*Dataset rows*.
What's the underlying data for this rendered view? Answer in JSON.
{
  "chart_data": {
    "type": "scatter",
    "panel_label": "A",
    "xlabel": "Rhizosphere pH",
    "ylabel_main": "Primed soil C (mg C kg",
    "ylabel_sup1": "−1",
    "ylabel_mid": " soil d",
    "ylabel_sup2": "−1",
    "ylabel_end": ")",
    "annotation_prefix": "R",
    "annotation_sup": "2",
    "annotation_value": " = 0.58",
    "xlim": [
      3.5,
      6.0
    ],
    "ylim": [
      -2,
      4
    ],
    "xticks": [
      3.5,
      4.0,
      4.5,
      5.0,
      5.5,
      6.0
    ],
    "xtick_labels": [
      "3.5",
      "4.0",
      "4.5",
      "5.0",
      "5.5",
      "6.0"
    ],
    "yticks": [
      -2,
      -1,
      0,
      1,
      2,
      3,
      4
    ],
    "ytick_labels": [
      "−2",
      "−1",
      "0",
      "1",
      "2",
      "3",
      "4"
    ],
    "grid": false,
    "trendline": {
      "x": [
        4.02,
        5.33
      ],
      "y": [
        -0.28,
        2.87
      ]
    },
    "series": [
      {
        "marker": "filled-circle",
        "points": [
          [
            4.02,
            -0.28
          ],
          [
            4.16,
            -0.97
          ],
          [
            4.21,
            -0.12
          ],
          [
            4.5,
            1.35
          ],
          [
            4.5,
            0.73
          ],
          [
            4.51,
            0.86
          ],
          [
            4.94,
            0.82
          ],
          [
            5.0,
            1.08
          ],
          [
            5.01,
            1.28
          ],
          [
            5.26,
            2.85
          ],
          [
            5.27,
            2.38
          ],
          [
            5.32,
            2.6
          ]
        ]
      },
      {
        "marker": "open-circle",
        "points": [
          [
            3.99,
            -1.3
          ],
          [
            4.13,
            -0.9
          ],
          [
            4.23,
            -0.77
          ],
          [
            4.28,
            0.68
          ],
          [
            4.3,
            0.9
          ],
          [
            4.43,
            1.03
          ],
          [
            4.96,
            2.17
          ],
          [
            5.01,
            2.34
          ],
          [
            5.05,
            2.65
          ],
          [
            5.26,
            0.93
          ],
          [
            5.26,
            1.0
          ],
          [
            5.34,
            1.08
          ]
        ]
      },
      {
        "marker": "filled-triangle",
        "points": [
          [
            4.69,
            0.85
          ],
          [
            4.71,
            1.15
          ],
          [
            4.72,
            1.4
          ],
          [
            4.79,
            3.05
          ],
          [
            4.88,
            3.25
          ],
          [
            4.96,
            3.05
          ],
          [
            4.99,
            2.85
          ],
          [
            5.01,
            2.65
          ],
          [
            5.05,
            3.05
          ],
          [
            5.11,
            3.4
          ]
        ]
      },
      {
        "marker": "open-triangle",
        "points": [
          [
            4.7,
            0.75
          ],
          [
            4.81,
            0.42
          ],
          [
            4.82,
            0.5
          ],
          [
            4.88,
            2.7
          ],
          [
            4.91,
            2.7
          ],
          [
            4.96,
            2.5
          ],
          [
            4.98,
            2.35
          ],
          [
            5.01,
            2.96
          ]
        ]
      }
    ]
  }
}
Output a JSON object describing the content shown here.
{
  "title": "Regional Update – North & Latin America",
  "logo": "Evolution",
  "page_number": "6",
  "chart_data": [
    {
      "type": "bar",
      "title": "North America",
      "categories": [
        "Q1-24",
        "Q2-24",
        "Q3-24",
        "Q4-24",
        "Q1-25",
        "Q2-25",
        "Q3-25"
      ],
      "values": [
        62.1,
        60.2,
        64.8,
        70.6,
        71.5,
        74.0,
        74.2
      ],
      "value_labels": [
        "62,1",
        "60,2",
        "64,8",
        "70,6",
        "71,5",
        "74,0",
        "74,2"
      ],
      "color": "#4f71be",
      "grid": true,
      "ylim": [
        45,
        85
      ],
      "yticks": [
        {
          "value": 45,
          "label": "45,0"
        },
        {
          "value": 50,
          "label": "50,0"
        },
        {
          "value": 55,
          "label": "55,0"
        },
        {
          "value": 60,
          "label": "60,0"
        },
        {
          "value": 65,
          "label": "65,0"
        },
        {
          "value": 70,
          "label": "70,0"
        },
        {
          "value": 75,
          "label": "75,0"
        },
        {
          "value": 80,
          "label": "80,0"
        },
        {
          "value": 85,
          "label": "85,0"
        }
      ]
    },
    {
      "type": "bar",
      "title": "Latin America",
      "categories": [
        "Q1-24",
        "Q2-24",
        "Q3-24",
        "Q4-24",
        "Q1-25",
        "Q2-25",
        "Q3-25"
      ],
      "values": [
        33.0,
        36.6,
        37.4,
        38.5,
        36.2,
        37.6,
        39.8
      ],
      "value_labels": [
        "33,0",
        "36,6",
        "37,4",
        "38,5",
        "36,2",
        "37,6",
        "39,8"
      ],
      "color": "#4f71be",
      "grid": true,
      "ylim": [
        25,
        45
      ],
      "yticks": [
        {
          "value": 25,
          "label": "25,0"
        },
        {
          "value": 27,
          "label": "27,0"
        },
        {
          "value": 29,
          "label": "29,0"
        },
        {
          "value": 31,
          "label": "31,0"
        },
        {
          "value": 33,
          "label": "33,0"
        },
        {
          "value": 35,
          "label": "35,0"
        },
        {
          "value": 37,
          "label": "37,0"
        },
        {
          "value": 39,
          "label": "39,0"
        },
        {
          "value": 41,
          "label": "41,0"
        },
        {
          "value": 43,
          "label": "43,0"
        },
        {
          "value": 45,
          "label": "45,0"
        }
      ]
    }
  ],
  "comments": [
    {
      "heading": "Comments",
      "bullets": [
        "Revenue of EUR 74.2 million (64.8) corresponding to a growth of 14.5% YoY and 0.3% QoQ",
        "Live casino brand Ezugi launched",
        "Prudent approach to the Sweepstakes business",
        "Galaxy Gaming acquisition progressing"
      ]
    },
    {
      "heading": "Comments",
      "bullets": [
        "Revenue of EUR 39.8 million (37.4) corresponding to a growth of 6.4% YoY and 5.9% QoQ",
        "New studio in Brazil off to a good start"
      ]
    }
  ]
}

*Exercise prompt*. Compute how many lines include the string "million", then give that number by itself.

*Expected answer*. 2